___ Listed entries ___
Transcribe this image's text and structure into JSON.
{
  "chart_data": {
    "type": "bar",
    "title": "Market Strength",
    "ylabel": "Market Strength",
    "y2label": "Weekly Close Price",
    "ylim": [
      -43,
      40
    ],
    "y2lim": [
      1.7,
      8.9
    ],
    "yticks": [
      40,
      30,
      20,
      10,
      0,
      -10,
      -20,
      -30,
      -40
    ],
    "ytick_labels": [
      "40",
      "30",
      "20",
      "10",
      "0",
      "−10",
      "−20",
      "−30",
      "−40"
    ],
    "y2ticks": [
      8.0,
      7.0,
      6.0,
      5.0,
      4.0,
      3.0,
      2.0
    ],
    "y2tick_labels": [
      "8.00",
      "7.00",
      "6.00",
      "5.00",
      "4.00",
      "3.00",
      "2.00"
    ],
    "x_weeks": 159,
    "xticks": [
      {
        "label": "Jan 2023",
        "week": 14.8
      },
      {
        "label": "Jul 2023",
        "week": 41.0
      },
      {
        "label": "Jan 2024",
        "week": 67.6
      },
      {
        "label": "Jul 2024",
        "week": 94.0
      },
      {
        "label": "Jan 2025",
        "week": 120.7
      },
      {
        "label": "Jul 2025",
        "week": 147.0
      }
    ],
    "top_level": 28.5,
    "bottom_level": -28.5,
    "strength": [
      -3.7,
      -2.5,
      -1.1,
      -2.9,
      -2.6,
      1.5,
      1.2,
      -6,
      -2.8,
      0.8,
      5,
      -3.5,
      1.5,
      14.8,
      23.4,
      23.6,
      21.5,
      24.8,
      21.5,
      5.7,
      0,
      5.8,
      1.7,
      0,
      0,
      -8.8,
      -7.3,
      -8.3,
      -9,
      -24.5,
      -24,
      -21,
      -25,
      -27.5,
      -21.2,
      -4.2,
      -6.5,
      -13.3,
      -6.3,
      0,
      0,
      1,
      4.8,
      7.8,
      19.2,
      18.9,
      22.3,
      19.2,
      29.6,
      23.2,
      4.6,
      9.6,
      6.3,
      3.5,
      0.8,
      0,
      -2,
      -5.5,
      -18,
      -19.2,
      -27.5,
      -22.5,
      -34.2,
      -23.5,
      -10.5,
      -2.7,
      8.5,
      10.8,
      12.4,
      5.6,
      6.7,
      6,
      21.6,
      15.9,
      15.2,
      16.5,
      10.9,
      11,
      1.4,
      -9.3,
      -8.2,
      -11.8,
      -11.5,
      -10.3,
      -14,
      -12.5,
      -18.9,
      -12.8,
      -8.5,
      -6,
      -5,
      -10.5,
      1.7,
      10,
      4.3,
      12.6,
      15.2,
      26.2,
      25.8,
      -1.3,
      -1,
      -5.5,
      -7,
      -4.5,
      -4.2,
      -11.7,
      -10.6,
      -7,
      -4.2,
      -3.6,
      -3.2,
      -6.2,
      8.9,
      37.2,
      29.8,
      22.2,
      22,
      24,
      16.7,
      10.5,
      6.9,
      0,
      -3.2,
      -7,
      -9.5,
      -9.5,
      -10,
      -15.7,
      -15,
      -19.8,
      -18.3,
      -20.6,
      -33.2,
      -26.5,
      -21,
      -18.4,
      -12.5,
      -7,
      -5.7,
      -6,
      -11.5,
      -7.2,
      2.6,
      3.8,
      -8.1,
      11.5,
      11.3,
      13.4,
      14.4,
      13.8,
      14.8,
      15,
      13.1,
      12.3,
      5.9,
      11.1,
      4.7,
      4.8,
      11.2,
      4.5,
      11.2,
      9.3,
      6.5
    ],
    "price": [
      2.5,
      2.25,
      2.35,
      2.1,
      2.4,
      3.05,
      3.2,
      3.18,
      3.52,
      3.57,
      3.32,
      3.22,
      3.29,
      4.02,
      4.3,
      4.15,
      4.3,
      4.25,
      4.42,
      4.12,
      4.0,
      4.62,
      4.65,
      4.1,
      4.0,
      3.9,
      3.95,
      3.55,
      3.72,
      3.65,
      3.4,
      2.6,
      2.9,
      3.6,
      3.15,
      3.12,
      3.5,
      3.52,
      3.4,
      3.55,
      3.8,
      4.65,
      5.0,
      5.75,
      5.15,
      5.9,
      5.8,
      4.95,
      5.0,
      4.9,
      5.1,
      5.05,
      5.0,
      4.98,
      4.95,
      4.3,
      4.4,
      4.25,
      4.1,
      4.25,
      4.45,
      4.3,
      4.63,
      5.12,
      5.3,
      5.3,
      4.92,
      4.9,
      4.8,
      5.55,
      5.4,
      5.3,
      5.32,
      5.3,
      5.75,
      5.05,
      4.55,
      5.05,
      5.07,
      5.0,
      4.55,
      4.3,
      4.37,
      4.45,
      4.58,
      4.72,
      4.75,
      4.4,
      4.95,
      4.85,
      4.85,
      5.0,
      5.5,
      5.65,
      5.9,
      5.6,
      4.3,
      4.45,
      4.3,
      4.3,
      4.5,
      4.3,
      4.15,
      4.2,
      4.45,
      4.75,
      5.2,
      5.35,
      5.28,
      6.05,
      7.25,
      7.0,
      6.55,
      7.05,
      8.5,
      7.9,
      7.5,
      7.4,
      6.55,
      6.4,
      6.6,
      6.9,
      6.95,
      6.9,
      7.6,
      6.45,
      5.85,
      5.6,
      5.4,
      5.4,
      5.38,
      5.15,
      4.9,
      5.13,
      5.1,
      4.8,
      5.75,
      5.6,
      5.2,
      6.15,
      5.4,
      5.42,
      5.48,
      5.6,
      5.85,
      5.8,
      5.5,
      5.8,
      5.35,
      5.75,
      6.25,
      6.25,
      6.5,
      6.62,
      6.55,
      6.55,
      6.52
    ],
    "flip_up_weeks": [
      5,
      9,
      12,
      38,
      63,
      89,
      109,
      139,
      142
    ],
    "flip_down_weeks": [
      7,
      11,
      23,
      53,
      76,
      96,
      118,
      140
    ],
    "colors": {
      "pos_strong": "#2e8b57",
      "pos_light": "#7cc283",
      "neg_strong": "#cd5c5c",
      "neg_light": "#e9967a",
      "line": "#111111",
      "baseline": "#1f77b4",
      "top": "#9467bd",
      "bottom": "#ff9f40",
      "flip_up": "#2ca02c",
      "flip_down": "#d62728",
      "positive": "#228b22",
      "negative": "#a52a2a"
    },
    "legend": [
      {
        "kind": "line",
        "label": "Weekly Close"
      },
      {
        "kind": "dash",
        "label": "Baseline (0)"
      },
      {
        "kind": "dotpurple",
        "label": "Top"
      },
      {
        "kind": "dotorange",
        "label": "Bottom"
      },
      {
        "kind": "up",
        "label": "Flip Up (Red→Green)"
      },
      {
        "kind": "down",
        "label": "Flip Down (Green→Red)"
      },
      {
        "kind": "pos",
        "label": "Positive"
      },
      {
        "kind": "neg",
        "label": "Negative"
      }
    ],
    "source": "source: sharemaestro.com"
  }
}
___
*Your goal:*
Each line in the entries above that includes the string "kind" should be extracted.

*Response to this task:*
        "kind": "line",
        "kind": "dash",
        "kind": "dotpurple",
        "kind": "dotorange",
        "kind": "up",
        "kind": "down",
        "kind": "pos",
        "kind": "neg",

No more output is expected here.